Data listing
------------------------------

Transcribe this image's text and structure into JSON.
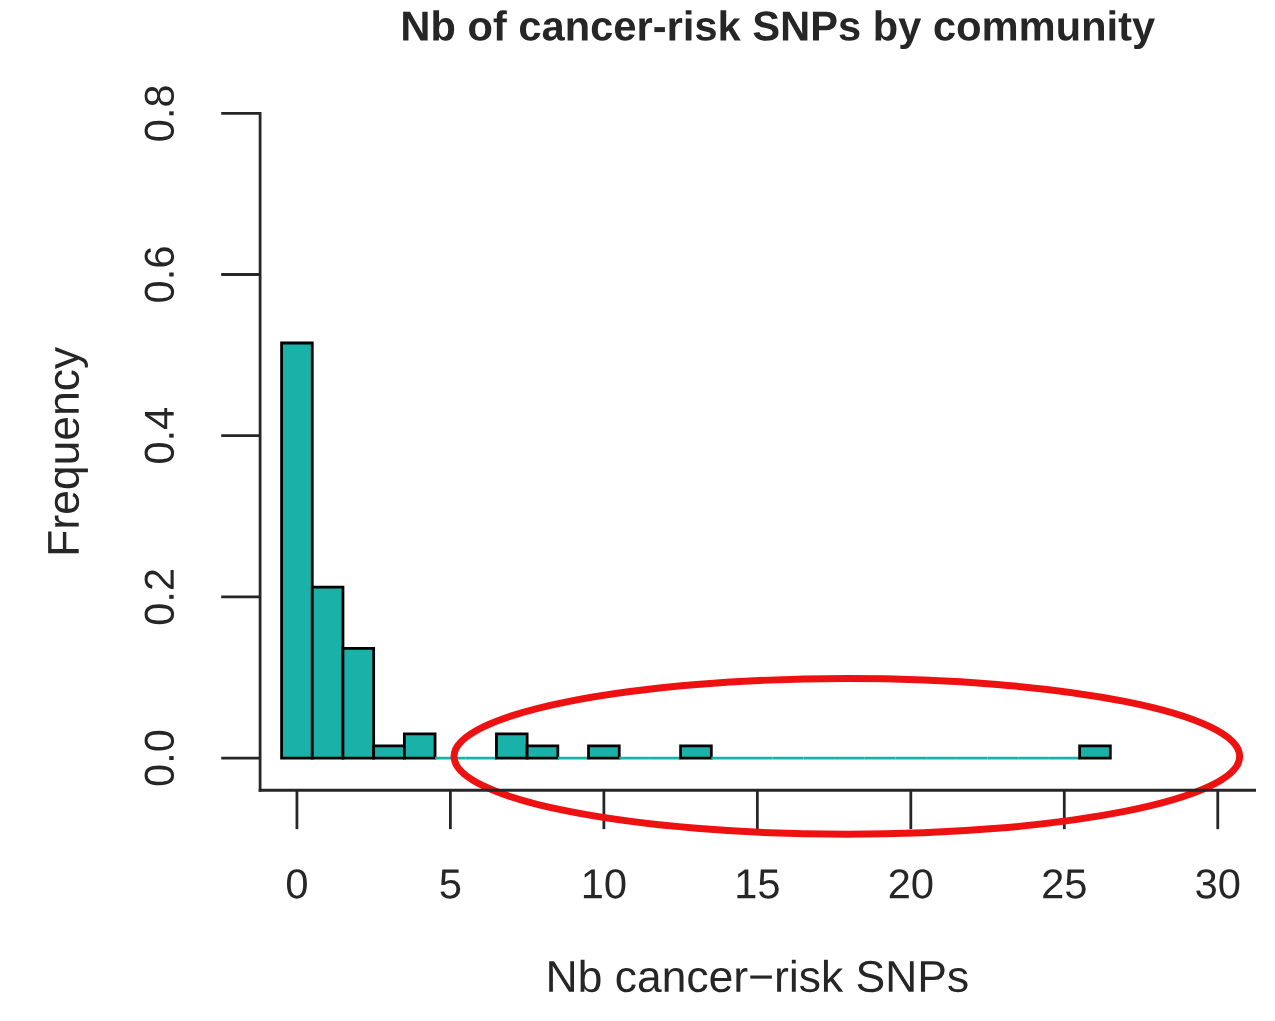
{
  "chart_data": {
    "type": "histogram",
    "title": "Nb of cancer-risk SNPs by community",
    "xlabel": "Nb cancer−risk SNPs",
    "ylabel": "Frequency",
    "bins": [
      -0.5,
      0.5,
      1.5,
      2.5,
      3.5,
      4.5,
      5.5,
      6.5,
      7.5,
      8.5,
      9.5,
      10.5,
      11.5,
      12.5,
      13.5,
      14.5,
      15.5,
      16.5,
      17.5,
      18.5,
      19.5,
      20.5,
      21.5,
      22.5,
      23.5,
      24.5,
      25.5,
      26.5
    ],
    "values": [
      0.515,
      0.212,
      0.136,
      0.015,
      0.03,
      0,
      0,
      0.03,
      0.015,
      0,
      0.015,
      0,
      0,
      0.015,
      0,
      0,
      0,
      0,
      0,
      0,
      0,
      0,
      0,
      0,
      0,
      0,
      0.015
    ],
    "color": "#1ab2a8",
    "xlim": [
      -1.2,
      31.2
    ],
    "xticks": [
      0,
      5,
      10,
      15,
      20,
      25,
      30
    ],
    "ylim": [
      -0.04,
      0.8
    ],
    "yticks": [
      {
        "value": 0,
        "label": "0.0"
      },
      0.2,
      0.4,
      0.6,
      0.8
    ],
    "grid": false
  }
}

------------------------------

(DESCRIPTION OF THE TASK) Word for word, quote the lines above. Omit the pictures.

(REPLY TO THE EXERCISE)
Transcribe this image's text and structure into JSON.
{
  "chart_data": {
    "type": "histogram",
    "title": "Nb of cancer-risk SNPs by community",
    "xlabel": "Nb cancer−risk SNPs",
    "ylabel": "Frequency",
    "bins": [
      -0.5,
      0.5,
      1.5,
      2.5,
      3.5,
      4.5,
      5.5,
      6.5,
      7.5,
      8.5,
      9.5,
      10.5,
      11.5,
      12.5,
      13.5,
      14.5,
      15.5,
      16.5,
      17.5,
      18.5,
      19.5,
      20.5,
      21.5,
      22.5,
      23.5,
      24.5,
      25.5,
      26.5
    ],
    "values": [
      0.515,
      0.212,
      0.136,
      0.015,
      0.03,
      0,
      0,
      0.03,
      0.015,
      0,
      0.015,
      0,
      0,
      0.015,
      0,
      0,
      0,
      0,
      0,
      0,
      0,
      0,
      0,
      0,
      0,
      0,
      0.015
    ],
    "color": "#1ab2a8",
    "xlim": [
      -1.2,
      31.2
    ],
    "xticks": [
      0,
      5,
      10,
      15,
      20,
      25,
      30
    ],
    "ylim": [
      -0.04,
      0.8
    ],
    "yticks": [
      {
        "value": 0,
        "label": "0.0"
      },
      0.2,
      0.4,
      0.6,
      0.8
    ],
    "grid": false
  }
}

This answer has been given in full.